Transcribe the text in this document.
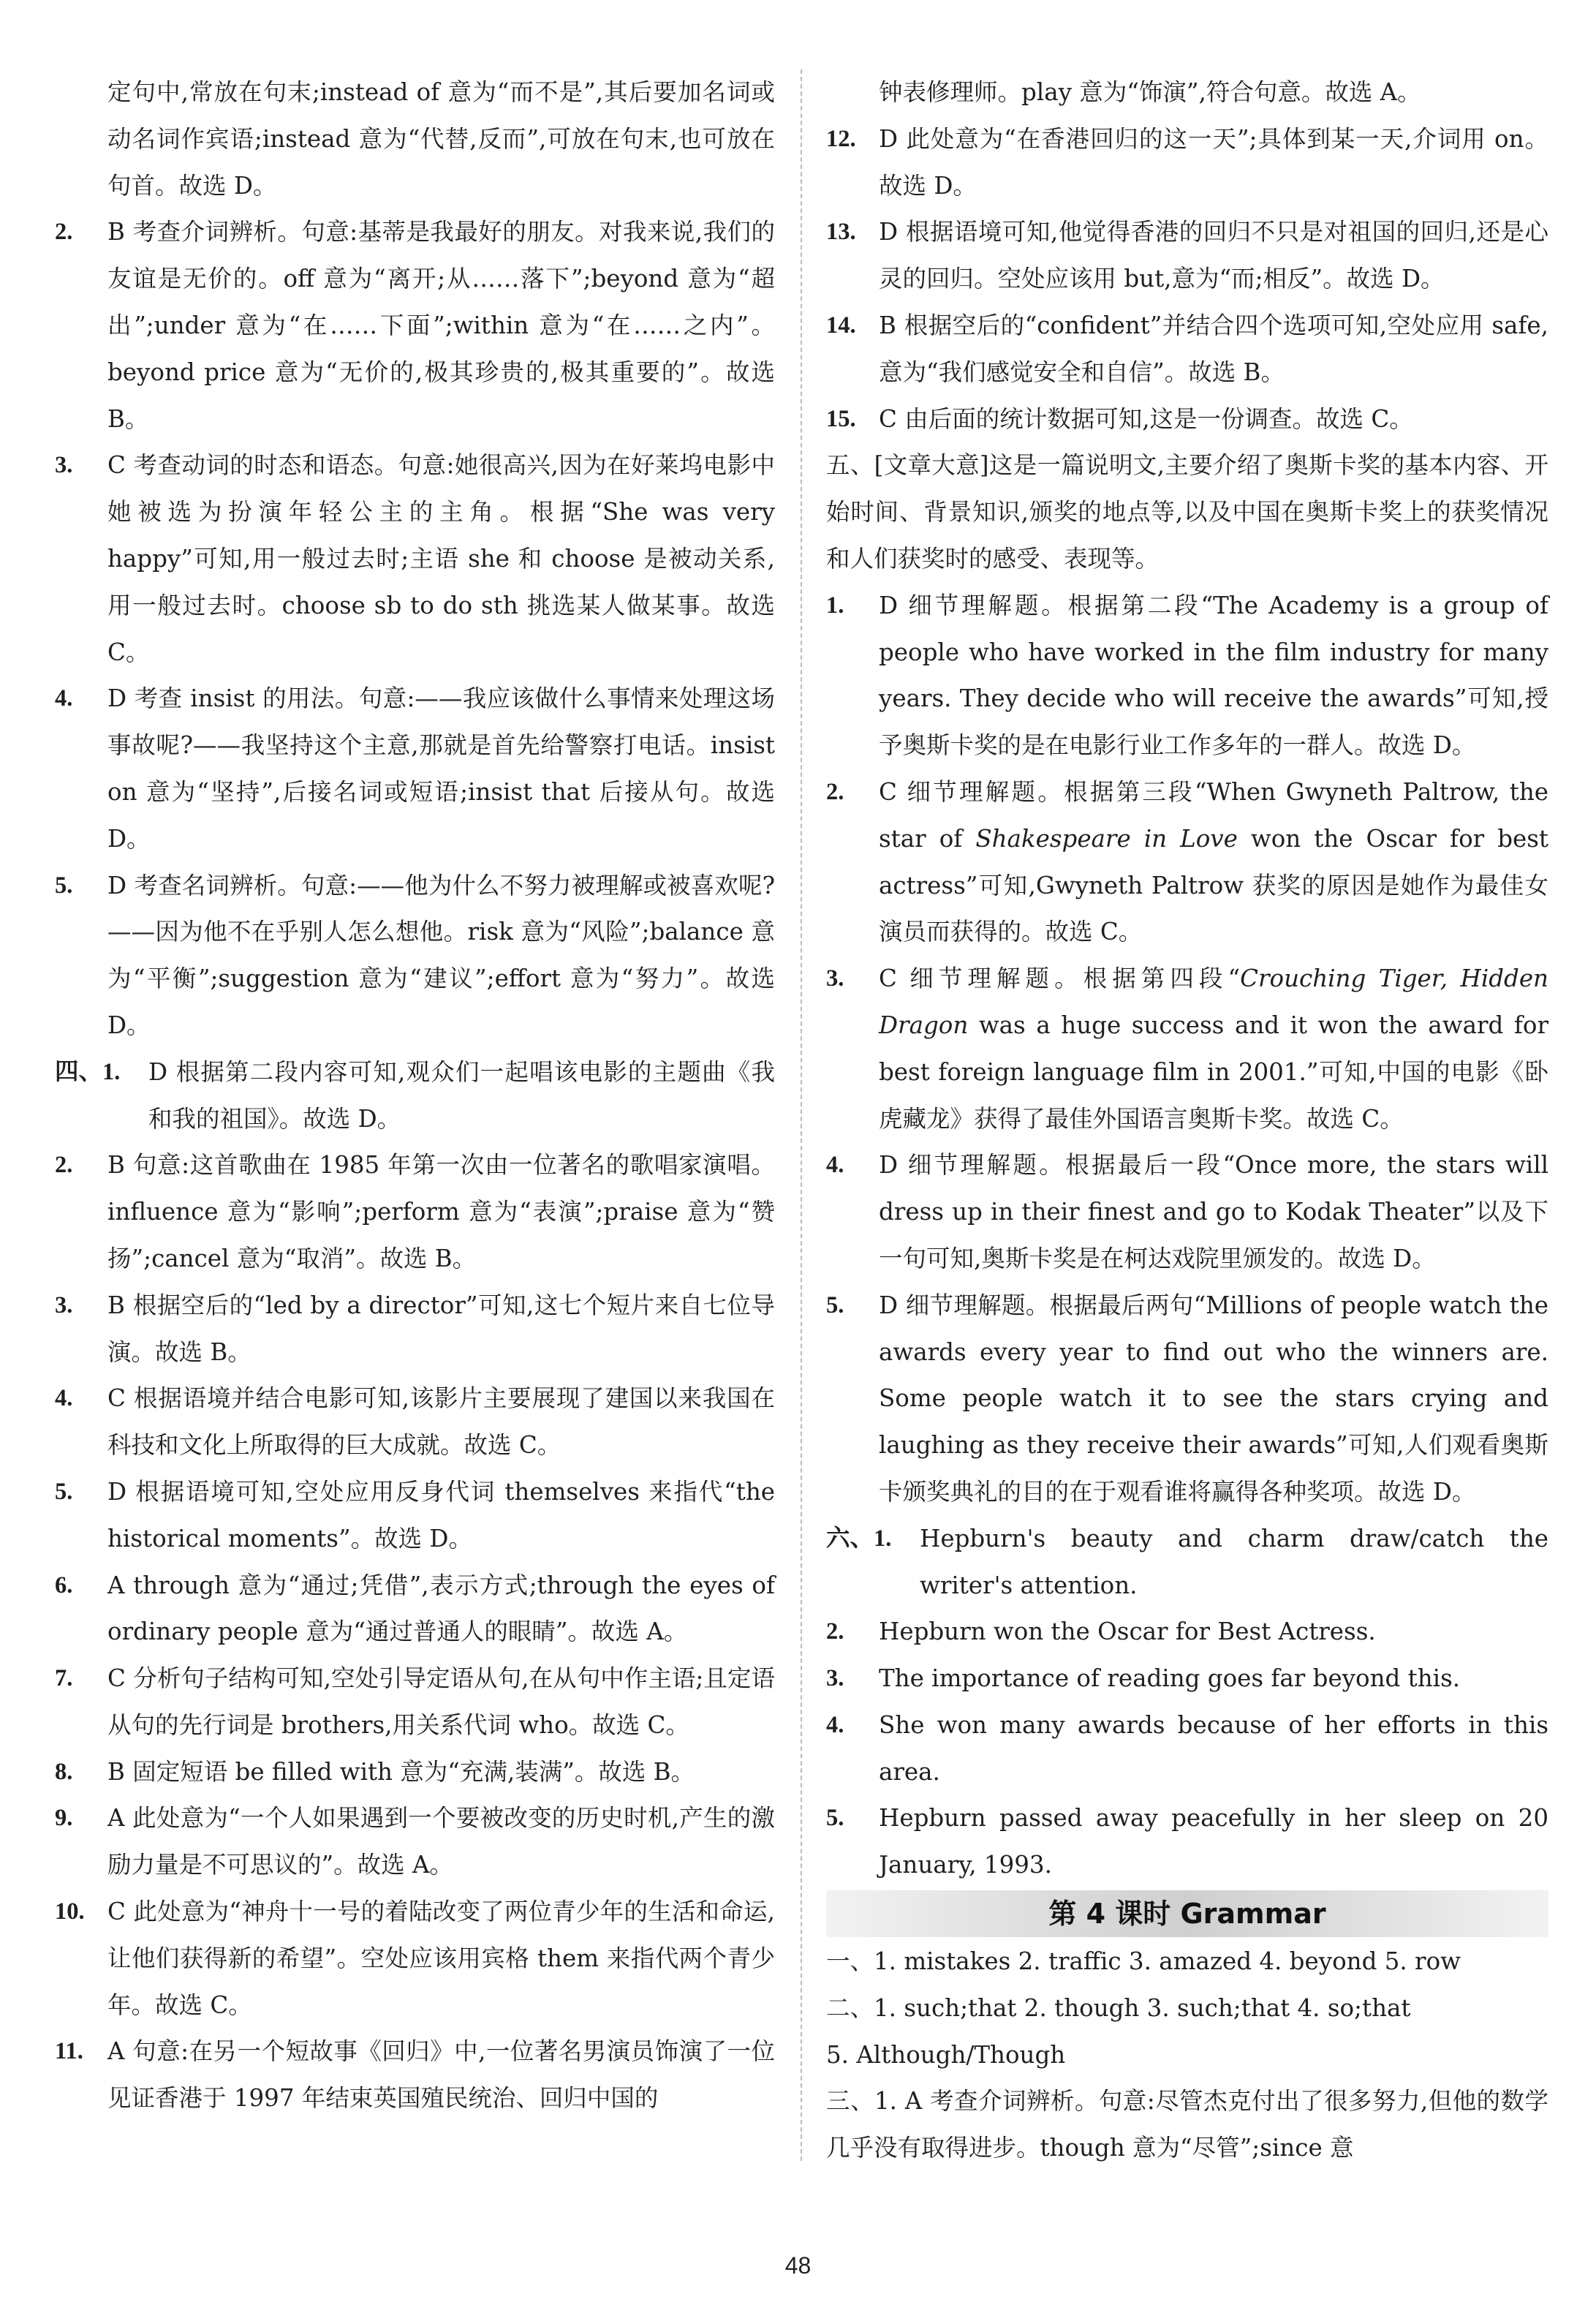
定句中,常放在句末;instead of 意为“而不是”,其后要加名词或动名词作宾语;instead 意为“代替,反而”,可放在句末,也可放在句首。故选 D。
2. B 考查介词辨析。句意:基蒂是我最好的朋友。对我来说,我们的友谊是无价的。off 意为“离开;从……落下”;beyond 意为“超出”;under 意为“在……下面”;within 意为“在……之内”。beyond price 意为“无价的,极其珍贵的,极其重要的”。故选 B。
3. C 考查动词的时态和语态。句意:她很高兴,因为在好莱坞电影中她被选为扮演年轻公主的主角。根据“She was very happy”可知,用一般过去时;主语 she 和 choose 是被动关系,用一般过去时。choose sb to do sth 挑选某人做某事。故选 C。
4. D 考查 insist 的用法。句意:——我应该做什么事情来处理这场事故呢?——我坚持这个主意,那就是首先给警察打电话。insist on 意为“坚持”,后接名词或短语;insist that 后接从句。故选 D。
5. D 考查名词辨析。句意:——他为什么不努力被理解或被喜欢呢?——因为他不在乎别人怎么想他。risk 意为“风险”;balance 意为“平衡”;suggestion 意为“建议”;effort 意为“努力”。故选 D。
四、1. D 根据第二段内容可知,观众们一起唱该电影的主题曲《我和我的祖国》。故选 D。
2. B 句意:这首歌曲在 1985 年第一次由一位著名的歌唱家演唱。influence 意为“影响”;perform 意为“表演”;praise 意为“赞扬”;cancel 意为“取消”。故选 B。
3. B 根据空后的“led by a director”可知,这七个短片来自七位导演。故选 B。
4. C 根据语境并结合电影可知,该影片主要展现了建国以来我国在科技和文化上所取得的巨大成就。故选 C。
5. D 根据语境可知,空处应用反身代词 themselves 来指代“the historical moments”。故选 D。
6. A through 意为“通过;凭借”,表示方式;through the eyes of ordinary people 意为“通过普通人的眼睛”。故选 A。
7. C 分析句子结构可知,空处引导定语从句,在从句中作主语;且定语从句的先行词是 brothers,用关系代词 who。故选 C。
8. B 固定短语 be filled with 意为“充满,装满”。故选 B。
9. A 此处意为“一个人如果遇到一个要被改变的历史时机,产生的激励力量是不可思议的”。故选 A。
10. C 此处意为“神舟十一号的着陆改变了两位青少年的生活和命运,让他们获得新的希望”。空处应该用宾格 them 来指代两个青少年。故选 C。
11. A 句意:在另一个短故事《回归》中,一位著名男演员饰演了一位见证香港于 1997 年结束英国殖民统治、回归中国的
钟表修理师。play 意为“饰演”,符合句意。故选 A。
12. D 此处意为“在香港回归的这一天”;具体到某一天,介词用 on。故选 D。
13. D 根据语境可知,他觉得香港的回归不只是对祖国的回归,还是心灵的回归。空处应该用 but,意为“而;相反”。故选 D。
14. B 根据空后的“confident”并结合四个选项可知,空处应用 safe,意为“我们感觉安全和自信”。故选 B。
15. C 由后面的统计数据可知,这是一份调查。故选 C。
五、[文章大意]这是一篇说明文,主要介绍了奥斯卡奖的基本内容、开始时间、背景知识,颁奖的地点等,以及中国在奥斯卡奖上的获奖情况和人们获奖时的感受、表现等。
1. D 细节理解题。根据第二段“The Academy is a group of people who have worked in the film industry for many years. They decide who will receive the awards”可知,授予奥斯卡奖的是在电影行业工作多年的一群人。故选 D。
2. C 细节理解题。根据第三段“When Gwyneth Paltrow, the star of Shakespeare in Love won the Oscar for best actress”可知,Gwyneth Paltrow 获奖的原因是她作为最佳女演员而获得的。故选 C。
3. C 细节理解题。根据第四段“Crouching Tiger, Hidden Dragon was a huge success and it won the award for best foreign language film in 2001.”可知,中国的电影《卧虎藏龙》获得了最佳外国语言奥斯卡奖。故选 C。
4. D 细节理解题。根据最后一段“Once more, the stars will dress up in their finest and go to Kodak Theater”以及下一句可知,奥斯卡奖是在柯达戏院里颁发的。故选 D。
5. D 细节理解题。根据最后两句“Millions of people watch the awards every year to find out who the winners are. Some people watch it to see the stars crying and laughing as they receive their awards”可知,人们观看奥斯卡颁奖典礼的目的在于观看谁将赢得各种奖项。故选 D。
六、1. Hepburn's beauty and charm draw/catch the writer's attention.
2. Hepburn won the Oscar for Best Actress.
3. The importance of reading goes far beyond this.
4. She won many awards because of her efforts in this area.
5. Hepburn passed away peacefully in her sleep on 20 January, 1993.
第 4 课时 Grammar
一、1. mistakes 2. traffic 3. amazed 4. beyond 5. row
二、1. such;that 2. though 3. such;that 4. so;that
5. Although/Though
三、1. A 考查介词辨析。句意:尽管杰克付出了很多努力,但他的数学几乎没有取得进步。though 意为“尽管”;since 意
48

==

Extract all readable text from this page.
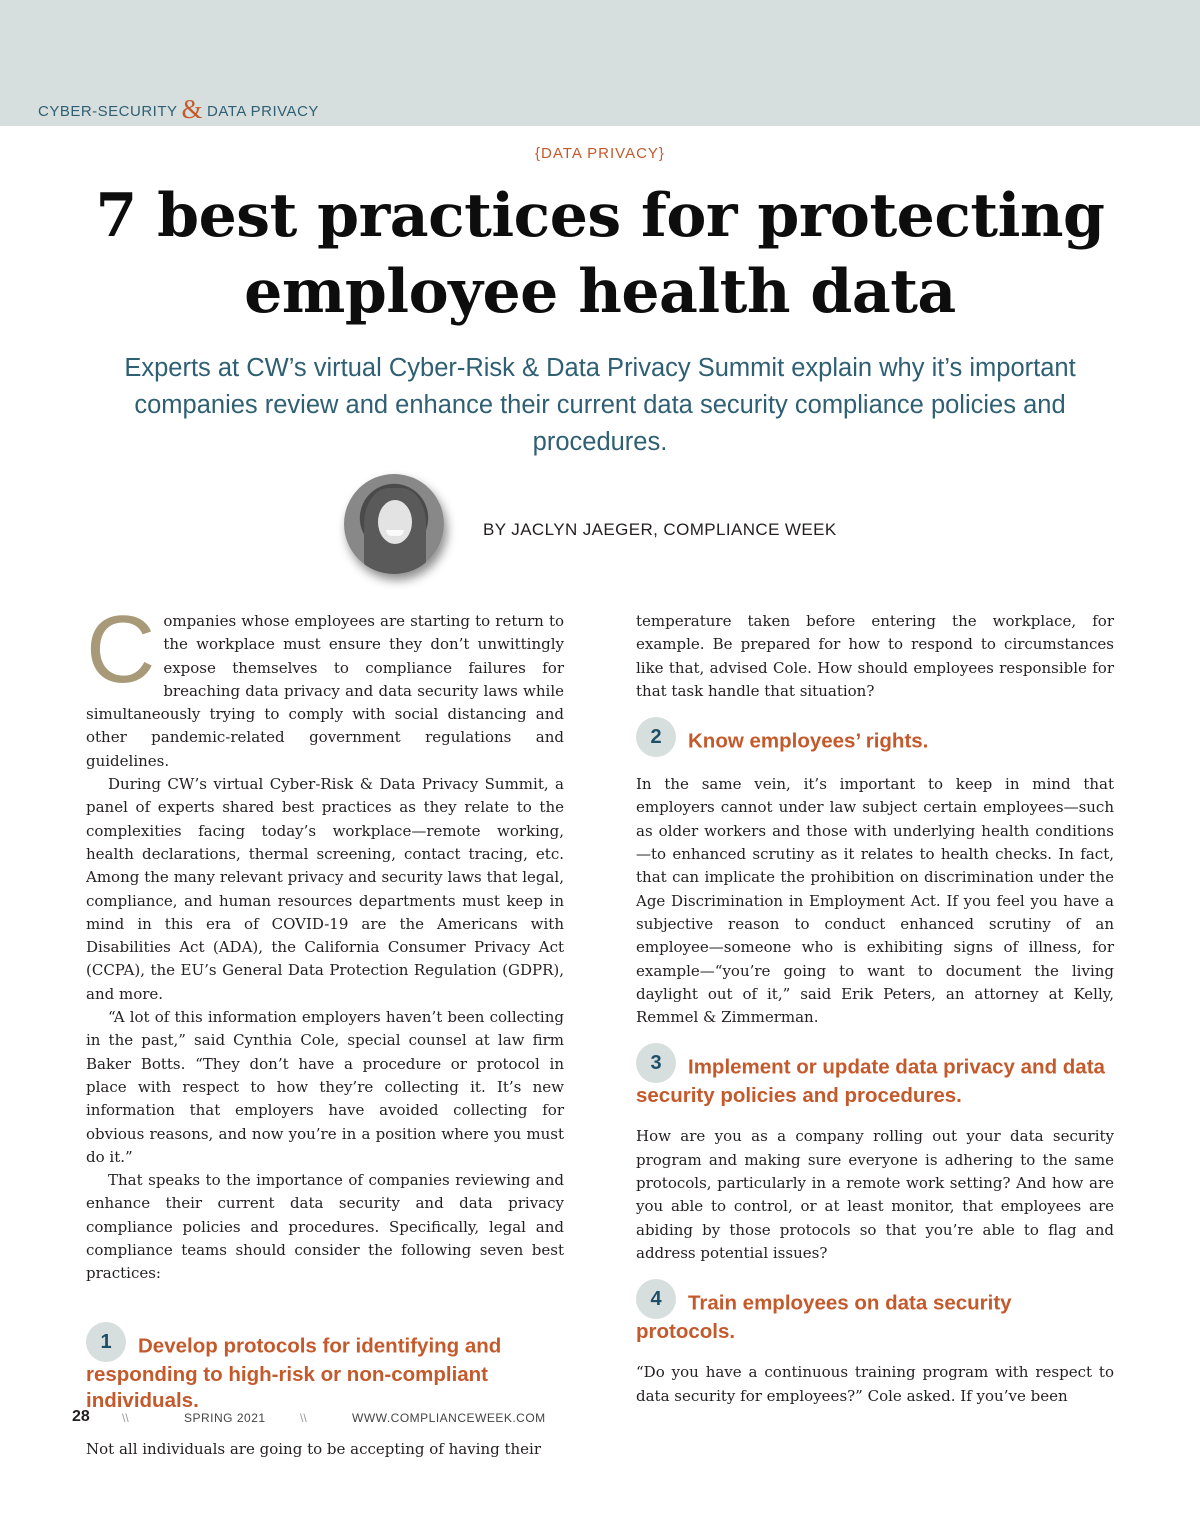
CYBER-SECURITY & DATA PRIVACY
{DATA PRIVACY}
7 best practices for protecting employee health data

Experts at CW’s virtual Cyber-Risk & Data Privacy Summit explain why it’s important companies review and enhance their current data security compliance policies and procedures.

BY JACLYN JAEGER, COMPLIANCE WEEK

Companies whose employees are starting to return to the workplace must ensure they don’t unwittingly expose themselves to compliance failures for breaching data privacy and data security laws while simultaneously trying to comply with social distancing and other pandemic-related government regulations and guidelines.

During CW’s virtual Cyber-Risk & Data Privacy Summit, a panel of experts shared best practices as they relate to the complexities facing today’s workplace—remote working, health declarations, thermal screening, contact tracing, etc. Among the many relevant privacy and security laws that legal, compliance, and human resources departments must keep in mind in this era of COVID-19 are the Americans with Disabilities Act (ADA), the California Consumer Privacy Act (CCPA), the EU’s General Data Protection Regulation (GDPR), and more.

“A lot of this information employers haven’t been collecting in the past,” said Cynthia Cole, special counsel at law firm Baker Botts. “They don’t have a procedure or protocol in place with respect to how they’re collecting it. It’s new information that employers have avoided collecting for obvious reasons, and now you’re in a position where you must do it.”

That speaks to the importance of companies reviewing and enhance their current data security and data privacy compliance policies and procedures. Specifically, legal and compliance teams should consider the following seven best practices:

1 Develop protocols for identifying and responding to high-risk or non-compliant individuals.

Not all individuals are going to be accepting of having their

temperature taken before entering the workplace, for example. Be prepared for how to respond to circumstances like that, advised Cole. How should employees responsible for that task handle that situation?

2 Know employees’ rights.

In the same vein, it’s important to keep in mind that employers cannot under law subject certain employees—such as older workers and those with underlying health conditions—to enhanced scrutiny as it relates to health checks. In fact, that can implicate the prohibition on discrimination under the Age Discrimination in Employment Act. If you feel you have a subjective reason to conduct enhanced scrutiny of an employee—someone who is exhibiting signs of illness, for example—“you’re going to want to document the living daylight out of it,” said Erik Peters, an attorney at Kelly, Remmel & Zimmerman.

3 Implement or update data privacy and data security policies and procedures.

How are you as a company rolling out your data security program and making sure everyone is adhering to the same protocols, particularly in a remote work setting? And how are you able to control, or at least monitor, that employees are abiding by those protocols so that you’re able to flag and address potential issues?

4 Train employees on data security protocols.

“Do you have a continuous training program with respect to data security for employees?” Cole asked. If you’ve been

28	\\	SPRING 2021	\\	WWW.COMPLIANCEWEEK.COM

==

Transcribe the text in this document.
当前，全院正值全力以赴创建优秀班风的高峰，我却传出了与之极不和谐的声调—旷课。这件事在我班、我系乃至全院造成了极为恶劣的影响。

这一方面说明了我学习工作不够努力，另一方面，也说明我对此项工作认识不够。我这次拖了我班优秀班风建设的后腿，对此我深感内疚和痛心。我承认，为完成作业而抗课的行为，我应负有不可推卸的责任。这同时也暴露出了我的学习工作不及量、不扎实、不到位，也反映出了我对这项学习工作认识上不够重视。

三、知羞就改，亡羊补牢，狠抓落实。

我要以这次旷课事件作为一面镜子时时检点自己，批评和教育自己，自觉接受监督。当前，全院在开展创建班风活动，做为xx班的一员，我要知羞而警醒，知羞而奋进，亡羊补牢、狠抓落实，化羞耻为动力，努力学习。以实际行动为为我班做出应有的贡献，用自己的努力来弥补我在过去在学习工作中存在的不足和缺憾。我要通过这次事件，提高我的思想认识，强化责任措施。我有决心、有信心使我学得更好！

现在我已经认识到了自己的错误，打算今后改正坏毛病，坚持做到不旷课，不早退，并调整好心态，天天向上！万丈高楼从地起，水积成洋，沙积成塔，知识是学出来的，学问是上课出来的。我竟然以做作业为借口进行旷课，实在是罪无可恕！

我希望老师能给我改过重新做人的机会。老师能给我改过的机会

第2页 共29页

* **Short task**:
Of all the lines in the listing above, how many include "细节理解题"? Write only the number.

* **Exercise result**:
5